DIRECTIONS FOR THIS TASK
Locate every line below that contains the word "ylabel" and copy it.
▼▼▼
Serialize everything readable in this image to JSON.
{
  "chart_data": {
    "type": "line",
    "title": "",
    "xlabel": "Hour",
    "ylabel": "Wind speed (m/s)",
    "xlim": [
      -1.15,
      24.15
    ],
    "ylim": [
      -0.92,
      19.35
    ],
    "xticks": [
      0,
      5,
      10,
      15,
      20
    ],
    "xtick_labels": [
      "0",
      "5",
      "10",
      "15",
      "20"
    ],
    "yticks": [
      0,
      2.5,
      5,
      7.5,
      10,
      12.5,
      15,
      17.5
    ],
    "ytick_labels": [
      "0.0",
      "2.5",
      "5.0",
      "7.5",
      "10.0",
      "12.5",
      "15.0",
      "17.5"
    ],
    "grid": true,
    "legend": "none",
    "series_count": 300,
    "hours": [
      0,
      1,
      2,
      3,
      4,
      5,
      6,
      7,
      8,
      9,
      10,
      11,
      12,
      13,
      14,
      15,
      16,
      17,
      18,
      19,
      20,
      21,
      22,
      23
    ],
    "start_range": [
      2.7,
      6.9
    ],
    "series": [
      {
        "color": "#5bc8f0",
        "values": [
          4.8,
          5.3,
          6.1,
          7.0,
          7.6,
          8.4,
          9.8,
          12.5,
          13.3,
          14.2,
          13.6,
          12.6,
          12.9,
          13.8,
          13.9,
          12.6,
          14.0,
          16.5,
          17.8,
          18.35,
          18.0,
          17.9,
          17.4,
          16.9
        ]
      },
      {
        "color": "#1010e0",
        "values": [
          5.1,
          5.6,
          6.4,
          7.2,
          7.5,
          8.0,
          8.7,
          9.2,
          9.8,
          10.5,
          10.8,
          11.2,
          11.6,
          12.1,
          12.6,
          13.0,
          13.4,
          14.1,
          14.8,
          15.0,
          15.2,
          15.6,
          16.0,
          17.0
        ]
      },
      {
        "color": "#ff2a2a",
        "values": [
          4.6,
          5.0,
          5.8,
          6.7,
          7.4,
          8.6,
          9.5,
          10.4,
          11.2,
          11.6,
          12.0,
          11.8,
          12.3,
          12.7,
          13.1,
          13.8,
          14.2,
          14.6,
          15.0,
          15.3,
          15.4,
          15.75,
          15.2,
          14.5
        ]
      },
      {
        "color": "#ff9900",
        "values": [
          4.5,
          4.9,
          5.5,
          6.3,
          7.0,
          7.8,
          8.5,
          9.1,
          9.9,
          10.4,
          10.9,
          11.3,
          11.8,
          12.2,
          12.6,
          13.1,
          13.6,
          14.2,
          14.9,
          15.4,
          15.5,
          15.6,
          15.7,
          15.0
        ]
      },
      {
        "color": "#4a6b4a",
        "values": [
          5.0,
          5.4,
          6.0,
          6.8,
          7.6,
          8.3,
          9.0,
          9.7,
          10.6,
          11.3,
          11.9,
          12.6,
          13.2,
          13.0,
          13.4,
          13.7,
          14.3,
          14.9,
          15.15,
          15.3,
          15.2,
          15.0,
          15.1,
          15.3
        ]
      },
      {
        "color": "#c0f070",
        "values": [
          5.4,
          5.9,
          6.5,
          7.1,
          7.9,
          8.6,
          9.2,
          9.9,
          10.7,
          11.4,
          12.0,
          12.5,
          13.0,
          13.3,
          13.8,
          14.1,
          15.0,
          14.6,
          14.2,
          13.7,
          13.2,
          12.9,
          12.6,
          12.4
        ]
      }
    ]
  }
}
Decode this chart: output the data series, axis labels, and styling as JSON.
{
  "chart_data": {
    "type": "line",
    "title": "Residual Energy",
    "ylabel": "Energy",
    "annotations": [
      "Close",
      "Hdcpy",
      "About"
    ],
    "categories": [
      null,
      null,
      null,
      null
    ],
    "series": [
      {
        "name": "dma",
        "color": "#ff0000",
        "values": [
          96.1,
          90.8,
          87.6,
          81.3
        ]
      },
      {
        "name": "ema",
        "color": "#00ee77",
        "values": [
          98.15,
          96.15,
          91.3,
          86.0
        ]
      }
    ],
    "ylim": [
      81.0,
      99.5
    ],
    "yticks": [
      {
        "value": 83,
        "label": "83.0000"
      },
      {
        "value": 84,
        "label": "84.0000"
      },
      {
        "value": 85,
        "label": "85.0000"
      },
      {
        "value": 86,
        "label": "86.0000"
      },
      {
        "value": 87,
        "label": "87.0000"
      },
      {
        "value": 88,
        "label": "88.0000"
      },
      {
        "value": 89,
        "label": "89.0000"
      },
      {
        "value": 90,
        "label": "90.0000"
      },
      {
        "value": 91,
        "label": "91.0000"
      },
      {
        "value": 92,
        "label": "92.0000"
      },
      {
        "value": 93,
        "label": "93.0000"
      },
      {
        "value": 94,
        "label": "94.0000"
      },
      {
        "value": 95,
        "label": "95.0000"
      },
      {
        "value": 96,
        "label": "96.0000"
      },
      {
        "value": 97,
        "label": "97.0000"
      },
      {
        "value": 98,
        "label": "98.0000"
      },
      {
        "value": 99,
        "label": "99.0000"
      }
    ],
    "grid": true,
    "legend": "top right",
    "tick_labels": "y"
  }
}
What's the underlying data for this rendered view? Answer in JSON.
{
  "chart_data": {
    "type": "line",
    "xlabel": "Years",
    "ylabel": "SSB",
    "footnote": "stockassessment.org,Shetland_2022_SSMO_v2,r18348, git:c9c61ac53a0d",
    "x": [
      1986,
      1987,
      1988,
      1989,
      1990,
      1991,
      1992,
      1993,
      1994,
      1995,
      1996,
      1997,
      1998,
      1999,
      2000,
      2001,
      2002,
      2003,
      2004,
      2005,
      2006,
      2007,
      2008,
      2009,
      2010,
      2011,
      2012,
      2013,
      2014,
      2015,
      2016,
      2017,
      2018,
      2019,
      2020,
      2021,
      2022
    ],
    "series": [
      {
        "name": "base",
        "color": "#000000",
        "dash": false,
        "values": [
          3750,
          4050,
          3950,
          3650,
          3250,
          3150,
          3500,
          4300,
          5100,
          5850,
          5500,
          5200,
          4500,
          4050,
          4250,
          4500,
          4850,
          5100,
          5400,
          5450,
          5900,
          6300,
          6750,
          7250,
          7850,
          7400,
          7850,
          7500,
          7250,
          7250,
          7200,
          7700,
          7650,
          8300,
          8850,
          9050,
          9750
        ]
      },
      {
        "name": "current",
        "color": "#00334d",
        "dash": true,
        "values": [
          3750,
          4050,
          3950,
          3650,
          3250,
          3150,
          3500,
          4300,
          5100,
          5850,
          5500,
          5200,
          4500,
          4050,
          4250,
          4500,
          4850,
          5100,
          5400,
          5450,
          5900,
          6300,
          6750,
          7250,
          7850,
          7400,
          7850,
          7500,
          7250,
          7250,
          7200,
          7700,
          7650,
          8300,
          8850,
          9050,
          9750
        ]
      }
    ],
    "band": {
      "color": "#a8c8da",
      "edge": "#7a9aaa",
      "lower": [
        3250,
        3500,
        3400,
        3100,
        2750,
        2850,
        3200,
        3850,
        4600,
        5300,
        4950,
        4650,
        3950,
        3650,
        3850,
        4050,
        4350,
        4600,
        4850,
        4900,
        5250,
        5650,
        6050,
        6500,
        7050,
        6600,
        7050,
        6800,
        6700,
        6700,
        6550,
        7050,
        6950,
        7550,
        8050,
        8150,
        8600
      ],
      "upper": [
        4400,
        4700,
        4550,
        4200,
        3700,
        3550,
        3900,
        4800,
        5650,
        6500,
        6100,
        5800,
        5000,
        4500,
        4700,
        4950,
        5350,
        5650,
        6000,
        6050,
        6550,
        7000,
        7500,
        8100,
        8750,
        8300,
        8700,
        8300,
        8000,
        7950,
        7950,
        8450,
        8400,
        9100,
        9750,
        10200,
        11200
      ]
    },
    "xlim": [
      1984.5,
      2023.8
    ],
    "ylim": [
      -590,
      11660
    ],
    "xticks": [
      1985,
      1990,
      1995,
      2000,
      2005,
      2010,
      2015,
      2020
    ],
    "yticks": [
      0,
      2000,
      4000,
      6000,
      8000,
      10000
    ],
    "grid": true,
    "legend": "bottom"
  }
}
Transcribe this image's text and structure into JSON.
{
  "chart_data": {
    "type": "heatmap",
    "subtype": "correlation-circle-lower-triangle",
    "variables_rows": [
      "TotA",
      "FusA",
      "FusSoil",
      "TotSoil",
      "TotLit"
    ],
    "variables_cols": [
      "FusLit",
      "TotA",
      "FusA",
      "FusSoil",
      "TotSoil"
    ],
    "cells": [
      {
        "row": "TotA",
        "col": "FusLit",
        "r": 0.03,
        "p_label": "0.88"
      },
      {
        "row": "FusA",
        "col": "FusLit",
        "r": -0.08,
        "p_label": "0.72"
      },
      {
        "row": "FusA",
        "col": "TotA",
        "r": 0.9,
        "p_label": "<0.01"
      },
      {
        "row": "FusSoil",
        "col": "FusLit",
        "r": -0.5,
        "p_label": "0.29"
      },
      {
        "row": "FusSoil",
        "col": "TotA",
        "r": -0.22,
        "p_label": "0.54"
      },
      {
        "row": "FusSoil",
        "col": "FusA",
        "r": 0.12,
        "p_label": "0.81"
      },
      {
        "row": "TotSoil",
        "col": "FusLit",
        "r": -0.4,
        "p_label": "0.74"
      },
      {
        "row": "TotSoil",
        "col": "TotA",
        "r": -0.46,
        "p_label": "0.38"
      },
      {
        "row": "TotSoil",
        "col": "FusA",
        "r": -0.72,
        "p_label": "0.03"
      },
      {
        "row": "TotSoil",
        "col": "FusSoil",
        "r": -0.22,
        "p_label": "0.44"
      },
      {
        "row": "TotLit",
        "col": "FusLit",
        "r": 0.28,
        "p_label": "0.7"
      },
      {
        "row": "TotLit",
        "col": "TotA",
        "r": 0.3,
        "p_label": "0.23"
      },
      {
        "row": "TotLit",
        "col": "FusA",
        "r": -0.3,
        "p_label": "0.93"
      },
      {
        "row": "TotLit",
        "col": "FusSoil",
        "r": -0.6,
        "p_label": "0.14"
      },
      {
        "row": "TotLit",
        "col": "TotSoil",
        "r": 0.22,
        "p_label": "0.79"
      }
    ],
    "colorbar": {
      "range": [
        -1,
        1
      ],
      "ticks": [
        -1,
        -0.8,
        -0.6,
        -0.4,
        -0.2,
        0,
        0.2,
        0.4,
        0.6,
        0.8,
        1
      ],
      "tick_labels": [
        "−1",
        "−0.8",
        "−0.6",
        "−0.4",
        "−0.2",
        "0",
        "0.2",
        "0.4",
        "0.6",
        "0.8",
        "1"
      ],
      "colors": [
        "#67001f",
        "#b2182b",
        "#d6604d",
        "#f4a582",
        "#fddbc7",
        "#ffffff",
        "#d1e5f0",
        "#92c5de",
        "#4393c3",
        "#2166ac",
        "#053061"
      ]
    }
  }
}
▲▲▲
ANSWER FOR THIS EXERCISE
    "ylabel": "Wind speed (m/s)",
    "ylabel": "Energy",
    "ylabel": "SSB",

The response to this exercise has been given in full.